-- Start Material for this exercise --
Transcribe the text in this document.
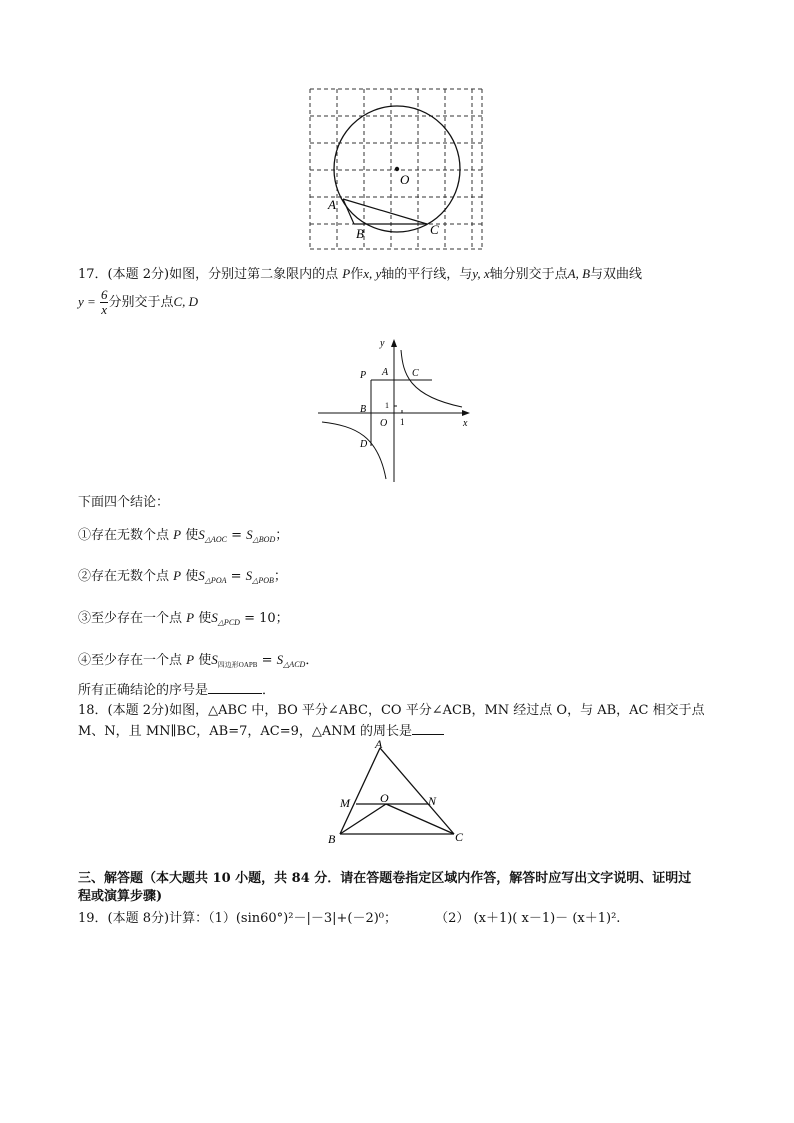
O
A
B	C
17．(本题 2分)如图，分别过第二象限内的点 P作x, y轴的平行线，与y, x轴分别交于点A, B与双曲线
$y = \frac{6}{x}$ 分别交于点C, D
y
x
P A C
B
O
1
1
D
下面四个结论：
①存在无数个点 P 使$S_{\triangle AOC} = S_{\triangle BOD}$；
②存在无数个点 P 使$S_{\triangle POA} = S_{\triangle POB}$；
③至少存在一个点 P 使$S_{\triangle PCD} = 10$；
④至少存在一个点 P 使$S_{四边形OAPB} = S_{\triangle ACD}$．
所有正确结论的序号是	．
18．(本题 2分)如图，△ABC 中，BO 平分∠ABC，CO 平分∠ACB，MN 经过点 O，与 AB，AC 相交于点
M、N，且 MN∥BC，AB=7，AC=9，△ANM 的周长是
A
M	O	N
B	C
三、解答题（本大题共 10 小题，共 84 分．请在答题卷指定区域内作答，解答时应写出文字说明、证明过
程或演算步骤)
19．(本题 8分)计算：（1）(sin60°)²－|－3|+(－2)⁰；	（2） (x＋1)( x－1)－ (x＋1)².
-- End Material for this exercise --
Problem to work on.
From the listing above, collect every line that mentions the word "triangle".

The response.
①存在无数个点 P 使$S_{\triangle AOC} = S_{\triangle BOD}$；
②存在无数个点 P 使$S_{\triangle POA} = S_{\triangle POB}$；
③至少存在一个点 P 使$S_{\triangle PCD} = 10$；
④至少存在一个点 P 使$S_{四边形OAPB} = S_{\triangle ACD}$．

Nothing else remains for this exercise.